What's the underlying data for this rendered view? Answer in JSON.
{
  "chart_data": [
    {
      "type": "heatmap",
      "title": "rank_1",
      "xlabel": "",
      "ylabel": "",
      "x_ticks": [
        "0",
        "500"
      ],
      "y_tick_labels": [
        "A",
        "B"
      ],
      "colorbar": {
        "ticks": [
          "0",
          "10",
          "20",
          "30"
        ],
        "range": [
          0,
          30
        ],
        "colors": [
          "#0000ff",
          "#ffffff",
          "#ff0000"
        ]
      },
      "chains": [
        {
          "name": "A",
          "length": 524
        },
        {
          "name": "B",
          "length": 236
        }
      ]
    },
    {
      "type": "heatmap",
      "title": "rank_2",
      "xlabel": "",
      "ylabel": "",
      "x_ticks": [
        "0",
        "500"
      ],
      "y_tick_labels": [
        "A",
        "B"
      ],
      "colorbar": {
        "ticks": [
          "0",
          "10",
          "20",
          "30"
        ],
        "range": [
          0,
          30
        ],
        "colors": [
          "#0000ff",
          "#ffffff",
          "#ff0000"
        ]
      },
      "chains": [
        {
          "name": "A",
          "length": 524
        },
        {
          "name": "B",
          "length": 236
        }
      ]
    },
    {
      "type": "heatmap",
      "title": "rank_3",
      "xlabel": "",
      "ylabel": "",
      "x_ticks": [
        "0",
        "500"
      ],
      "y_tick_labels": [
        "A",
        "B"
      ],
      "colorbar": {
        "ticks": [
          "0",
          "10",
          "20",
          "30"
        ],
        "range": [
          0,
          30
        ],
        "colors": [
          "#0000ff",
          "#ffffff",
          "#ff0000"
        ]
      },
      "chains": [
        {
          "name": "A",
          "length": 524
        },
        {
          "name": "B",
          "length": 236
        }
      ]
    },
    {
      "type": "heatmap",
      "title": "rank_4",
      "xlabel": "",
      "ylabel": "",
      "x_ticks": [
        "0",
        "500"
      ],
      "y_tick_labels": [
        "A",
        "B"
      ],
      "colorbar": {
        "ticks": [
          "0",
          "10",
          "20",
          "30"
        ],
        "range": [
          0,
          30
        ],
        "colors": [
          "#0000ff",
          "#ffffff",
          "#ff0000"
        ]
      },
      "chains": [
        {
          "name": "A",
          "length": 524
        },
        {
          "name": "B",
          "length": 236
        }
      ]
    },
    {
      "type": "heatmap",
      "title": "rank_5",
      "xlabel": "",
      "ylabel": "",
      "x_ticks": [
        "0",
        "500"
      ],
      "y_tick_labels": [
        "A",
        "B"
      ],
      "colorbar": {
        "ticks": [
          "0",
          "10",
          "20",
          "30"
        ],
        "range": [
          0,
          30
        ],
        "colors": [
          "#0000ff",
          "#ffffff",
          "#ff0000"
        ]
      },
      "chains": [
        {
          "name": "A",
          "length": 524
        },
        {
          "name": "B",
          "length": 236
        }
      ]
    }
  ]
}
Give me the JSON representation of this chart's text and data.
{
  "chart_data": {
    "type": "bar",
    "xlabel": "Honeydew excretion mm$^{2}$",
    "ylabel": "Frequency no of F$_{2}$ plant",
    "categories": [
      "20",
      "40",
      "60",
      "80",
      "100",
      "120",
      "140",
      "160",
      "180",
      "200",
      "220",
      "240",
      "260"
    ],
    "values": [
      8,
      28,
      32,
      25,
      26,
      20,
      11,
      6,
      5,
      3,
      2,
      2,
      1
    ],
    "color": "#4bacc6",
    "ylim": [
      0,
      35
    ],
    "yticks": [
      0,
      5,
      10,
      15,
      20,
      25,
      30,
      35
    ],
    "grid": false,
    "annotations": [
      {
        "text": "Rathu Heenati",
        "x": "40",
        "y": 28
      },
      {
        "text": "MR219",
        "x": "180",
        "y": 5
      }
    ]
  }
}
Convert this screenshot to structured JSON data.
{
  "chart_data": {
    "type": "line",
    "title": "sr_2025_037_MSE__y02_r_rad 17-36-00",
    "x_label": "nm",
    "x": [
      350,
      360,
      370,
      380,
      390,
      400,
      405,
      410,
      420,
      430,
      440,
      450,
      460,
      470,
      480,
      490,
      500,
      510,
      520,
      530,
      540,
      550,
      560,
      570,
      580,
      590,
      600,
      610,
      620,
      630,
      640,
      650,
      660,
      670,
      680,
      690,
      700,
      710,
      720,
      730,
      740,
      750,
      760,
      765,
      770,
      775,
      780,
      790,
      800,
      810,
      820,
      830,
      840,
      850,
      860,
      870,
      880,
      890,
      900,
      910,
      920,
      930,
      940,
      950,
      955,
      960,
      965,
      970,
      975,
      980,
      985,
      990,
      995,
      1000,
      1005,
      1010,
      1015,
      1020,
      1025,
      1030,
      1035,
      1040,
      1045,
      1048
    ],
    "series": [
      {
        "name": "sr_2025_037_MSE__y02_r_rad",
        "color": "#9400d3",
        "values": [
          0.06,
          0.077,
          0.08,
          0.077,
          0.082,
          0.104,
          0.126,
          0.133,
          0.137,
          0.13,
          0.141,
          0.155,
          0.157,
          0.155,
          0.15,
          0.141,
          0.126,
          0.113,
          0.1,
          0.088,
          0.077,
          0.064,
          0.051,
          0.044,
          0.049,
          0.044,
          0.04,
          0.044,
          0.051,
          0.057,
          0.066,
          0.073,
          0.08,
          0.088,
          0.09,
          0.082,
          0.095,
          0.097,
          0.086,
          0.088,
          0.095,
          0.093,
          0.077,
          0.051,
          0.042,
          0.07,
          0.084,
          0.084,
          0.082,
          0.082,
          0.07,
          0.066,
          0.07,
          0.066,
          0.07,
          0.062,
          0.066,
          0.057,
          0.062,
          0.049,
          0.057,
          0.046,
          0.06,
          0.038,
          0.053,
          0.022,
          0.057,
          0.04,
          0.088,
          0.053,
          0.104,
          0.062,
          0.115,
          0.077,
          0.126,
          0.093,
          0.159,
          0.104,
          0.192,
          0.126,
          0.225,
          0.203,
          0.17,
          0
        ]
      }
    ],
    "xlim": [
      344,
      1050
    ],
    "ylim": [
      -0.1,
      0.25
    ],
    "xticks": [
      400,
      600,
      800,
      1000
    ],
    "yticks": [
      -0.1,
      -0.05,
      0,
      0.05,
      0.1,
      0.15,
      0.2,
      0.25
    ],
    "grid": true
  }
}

********************

▶ **Stated goal**
Each line of the listing should be echoed back exactly.

▶ **Solved problem**
What's the underlying data for this rendered view? Answer in JSON.
{
  "chart_data": [
    {
      "type": "heatmap",
      "title": "rank_1",
      "xlabel": "",
      "ylabel": "",
      "x_ticks": [
        "0",
        "500"
      ],
      "y_tick_labels": [
        "A",
        "B"
      ],
      "colorbar": {
        "ticks": [
          "0",
          "10",
          "20",
          "30"
        ],
        "range": [
          0,
          30
        ],
        "colors": [
          "#0000ff",
          "#ffffff",
          "#ff0000"
        ]
      },
      "chains": [
        {
          "name": "A",
          "length": 524
        },
        {
          "name": "B",
          "length": 236
        }
      ]
    },
    {
      "type": "heatmap",
      "title": "rank_2",
      "xlabel": "",
      "ylabel": "",
      "x_ticks": [
        "0",
        "500"
      ],
      "y_tick_labels": [
        "A",
        "B"
      ],
      "colorbar": {
        "ticks": [
          "0",
          "10",
          "20",
          "30"
        ],
        "range": [
          0,
          30
        ],
        "colors": [
          "#0000ff",
          "#ffffff",
          "#ff0000"
        ]
      },
      "chains": [
        {
          "name": "A",
          "length": 524
        },
        {
          "name": "B",
          "length": 236
        }
      ]
    },
    {
      "type": "heatmap",
      "title": "rank_3",
      "xlabel": "",
      "ylabel": "",
      "x_ticks": [
        "0",
        "500"
      ],
      "y_tick_labels": [
        "A",
        "B"
      ],
      "colorbar": {
        "ticks": [
          "0",
          "10",
          "20",
          "30"
        ],
        "range": [
          0,
          30
        ],
        "colors": [
          "#0000ff",
          "#ffffff",
          "#ff0000"
        ]
      },
      "chains": [
        {
          "name": "A",
          "length": 524
        },
        {
          "name": "B",
          "length": 236
        }
      ]
    },
    {
      "type": "heatmap",
      "title": "rank_4",
      "xlabel": "",
      "ylabel": "",
      "x_ticks": [
        "0",
        "500"
      ],
      "y_tick_labels": [
        "A",
        "B"
      ],
      "colorbar": {
        "ticks": [
          "0",
          "10",
          "20",
          "30"
        ],
        "range": [
          0,
          30
        ],
        "colors": [
          "#0000ff",
          "#ffffff",
          "#ff0000"
        ]
      },
      "chains": [
        {
          "name": "A",
          "length": 524
        },
        {
          "name": "B",
          "length": 236
        }
      ]
    },
    {
      "type": "heatmap",
      "title": "rank_5",
      "xlabel": "",
      "ylabel": "",
      "x_ticks": [
        "0",
        "500"
      ],
      "y_tick_labels": [
        "A",
        "B"
      ],
      "colorbar": {
        "ticks": [
          "0",
          "10",
          "20",
          "30"
        ],
        "range": [
          0,
          30
        ],
        "colors": [
          "#0000ff",
          "#ffffff",
          "#ff0000"
        ]
      },
      "chains": [
        {
          "name": "A",
          "length": 524
        },
        {
          "name": "B",
          "length": 236
        }
      ]
    }
  ]
}
Give me the JSON representation of this chart's text and data.
{
  "chart_data": {
    "type": "bar",
    "xlabel": "Honeydew excretion mm$^{2}$",
    "ylabel": "Frequency no of F$_{2}$ plant",
    "categories": [
      "20",
      "40",
      "60",
      "80",
      "100",
      "120",
      "140",
      "160",
      "180",
      "200",
      "220",
      "240",
      "260"
    ],
    "values": [
      8,
      28,
      32,
      25,
      26,
      20,
      11,
      6,
      5,
      3,
      2,
      2,
      1
    ],
    "color": "#4bacc6",
    "ylim": [
      0,
      35
    ],
    "yticks": [
      0,
      5,
      10,
      15,
      20,
      25,
      30,
      35
    ],
    "grid": false,
    "annotations": [
      {
        "text": "Rathu Heenati",
        "x": "40",
        "y": 28
      },
      {
        "text": "MR219",
        "x": "180",
        "y": 5
      }
    ]
  }
}
Convert this screenshot to structured JSON data.
{
  "chart_data": {
    "type": "line",
    "title": "sr_2025_037_MSE__y02_r_rad 17-36-00",
    "x_label": "nm",
    "x": [
      350,
      360,
      370,
      380,
      390,
      400,
      405,
      410,
      420,
      430,
      440,
      450,
      460,
      470,
      480,
      490,
      500,
      510,
      520,
      530,
      540,
      550,
      560,
      570,
      580,
      590,
      600,
      610,
      620,
      630,
      640,
      650,
      660,
      670,
      680,
      690,
      700,
      710,
      720,
      730,
      740,
      750,
      760,
      765,
      770,
      775,
      780,
      790,
      800,
      810,
      820,
      830,
      840,
      850,
      860,
      870,
      880,
      890,
      900,
      910,
      920,
      930,
      940,
      950,
      955,
      960,
      965,
      970,
      975,
      980,
      985,
      990,
      995,
      1000,
      1005,
      1010,
      1015,
      1020,
      1025,
      1030,
      1035,
      1040,
      1045,
      1048
    ],
    "series": [
      {
        "name": "sr_2025_037_MSE__y02_r_rad",
        "color": "#9400d3",
        "values": [
          0.06,
          0.077,
          0.08,
          0.077,
          0.082,
          0.104,
          0.126,
          0.133,
          0.137,
          0.13,
          0.141,
          0.155,
          0.157,
          0.155,
          0.15,
          0.141,
          0.126,
          0.113,
          0.1,
          0.088,
          0.077,
          0.064,
          0.051,
          0.044,
          0.049,
          0.044,
          0.04,
          0.044,
          0.051,
          0.057,
          0.066,
          0.073,
          0.08,
          0.088,
          0.09,
          0.082,
          0.095,
          0.097,
          0.086,
          0.088,
          0.095,
          0.093,
          0.077,
          0.051,
          0.042,
          0.07,
          0.084,
          0.084,
          0.082,
          0.082,
          0.07,
          0.066,
          0.07,
          0.066,
          0.07,
          0.062,
          0.066,
          0.057,
          0.062,
          0.049,
          0.057,
          0.046,
          0.06,
          0.038,
          0.053,
          0.022,
          0.057,
          0.04,
          0.088,
          0.053,
          0.104,
          0.062,
          0.115,
          0.077,
          0.126,
          0.093,
          0.159,
          0.104,
          0.192,
          0.126,
          0.225,
          0.203,
          0.17,
          0
        ]
      }
    ],
    "xlim": [
      344,
      1050
    ],
    "ylim": [
      -0.1,
      0.25
    ],
    "xticks": [
      400,
      600,
      800,
      1000
    ],
    "yticks": [
      -0.1,
      -0.05,
      0,
      0.05,
      0.1,
      0.15,
      0.2,
      0.25
    ],
    "grid": true
  }
}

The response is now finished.